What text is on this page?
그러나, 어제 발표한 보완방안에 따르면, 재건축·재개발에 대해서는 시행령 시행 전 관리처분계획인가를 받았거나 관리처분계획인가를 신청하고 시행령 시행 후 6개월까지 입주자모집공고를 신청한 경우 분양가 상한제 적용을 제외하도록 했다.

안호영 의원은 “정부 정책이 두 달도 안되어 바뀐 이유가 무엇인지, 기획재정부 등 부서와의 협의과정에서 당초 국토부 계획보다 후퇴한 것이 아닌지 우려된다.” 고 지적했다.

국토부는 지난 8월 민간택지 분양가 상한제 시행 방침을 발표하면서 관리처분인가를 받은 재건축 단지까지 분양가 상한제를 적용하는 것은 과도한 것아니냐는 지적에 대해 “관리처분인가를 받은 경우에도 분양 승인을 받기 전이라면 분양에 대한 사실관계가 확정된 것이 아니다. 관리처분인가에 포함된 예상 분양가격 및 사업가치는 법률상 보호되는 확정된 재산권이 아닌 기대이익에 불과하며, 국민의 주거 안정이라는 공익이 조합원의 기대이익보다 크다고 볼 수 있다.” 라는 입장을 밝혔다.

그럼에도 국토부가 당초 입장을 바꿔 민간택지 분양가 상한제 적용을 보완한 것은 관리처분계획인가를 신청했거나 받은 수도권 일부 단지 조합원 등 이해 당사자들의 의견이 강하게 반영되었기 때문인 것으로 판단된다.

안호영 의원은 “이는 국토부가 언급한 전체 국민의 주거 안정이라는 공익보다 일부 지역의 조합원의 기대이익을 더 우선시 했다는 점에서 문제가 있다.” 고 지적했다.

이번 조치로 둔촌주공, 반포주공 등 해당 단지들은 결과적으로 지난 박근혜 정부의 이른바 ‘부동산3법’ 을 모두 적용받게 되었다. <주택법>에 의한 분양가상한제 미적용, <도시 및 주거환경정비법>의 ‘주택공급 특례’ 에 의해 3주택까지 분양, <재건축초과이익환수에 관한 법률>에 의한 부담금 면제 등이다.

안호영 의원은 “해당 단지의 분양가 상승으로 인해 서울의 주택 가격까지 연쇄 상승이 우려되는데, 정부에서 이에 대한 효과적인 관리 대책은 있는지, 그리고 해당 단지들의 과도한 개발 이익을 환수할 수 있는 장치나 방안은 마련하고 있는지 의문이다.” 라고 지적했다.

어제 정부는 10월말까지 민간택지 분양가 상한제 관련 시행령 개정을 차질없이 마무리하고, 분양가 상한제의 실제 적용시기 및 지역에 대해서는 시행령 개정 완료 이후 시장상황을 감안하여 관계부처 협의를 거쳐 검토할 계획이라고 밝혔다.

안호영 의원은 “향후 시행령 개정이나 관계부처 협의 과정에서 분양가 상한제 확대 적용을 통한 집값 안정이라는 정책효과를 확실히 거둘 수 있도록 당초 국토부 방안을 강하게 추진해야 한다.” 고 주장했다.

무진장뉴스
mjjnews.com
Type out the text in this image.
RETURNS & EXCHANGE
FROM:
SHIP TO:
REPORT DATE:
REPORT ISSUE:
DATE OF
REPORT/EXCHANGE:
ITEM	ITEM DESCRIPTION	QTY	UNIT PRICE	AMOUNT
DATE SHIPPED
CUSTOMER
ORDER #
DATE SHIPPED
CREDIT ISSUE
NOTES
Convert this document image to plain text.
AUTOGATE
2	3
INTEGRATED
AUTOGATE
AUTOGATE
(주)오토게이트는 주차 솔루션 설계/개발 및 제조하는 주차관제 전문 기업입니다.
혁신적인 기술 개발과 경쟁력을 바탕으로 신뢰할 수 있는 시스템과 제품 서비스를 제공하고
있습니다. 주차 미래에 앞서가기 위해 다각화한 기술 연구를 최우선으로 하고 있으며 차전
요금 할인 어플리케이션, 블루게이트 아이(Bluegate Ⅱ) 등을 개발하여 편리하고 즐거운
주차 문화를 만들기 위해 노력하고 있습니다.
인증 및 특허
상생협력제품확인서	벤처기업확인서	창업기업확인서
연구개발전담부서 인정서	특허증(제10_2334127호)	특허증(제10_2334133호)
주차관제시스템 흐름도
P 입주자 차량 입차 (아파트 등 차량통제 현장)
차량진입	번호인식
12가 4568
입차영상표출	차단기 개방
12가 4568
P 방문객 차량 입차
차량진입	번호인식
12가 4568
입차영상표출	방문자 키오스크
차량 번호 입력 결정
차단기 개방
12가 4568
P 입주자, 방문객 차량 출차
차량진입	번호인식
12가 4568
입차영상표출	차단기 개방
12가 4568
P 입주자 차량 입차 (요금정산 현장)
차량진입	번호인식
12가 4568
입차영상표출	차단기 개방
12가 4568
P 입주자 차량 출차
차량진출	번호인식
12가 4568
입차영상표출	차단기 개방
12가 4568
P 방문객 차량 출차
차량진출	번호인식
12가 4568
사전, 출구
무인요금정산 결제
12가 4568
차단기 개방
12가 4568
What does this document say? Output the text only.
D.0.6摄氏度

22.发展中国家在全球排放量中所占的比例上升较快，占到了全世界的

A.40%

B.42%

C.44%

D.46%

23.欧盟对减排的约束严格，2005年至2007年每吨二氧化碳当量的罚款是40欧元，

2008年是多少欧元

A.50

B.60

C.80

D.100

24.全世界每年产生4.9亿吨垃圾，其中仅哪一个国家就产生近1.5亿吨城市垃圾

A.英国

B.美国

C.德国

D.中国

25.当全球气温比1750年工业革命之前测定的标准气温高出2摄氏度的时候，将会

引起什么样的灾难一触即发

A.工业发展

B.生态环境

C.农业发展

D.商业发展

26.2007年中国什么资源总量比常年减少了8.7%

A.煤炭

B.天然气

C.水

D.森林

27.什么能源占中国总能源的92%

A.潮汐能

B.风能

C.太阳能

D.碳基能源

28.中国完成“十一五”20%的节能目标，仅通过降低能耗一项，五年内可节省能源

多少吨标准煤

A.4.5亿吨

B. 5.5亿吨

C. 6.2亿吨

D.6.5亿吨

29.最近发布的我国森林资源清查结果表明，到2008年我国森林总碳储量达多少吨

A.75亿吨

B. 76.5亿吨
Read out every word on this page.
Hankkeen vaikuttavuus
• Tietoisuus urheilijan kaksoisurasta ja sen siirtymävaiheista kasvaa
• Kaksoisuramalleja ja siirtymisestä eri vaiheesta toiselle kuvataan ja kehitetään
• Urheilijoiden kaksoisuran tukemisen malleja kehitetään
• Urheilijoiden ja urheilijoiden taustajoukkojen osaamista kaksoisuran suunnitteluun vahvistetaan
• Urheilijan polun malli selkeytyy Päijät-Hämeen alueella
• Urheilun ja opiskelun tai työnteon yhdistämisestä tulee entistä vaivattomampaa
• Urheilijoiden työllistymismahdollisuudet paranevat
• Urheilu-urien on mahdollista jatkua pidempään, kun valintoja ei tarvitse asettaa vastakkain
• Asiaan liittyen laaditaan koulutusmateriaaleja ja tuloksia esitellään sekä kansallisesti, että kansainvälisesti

⁂

### Set exercise
Starting at the line that contains "What does this", copy each line exactly through the end of the listing above. Include that first line and the last one, and add nothing.

### Answer to this task
What does this document say? Output the text only.
D.0.6摄氏度

22.发展中国家在全球排放量中所占的比例上升较快，占到了全世界的

A.40%

B.42%

C.44%

D.46%

23.欧盟对减排的约束严格，2005年至2007年每吨二氧化碳当量的罚款是40欧元，

2008年是多少欧元

A.50

B.60

C.80

D.100

24.全世界每年产生4.9亿吨垃圾，其中仅哪一个国家就产生近1.5亿吨城市垃圾

A.英国

B.美国

C.德国

D.中国

25.当全球气温比1750年工业革命之前测定的标准气温高出2摄氏度的时候，将会

引起什么样的灾难一触即发

A.工业发展

B.生态环境

C.农业发展

D.商业发展

26.2007年中国什么资源总量比常年减少了8.7%

A.煤炭

B.天然气

C.水

D.森林

27.什么能源占中国总能源的92%

A.潮汐能

B.风能

C.太阳能

D.碳基能源

28.中国完成“十一五”20%的节能目标，仅通过降低能耗一项，五年内可节省能源

多少吨标准煤

A.4.5亿吨

B. 5.5亿吨

C. 6.2亿吨

D.6.5亿吨

29.最近发布的我国森林资源清查结果表明，到2008年我国森林总碳储量达多少吨

A.75亿吨

B. 76.5亿吨
Read out every word on this page.
Hankkeen vaikuttavuus
• Tietoisuus urheilijan kaksoisurasta ja sen siirtymävaiheista kasvaa
• Kaksoisuramalleja ja siirtymisestä eri vaiheesta toiselle kuvataan ja kehitetään
• Urheilijoiden kaksoisuran tukemisen malleja kehitetään
• Urheilijoiden ja urheilijoiden taustajoukkojen osaamista kaksoisuran suunnitteluun vahvistetaan
• Urheilijan polun malli selkeytyy Päijät-Hämeen alueella
• Urheilun ja opiskelun tai työnteon yhdistämisestä tulee entistä vaivattomampaa
• Urheilijoiden työllistymismahdollisuudet paranevat
• Urheilu-urien on mahdollista jatkua pidempään, kun valintoja ei tarvitse asettaa vastakkain
• Asiaan liittyen laaditaan koulutusmateriaaleja ja tuloksia esitellään sekä kansallisesti, että kansainvälisesti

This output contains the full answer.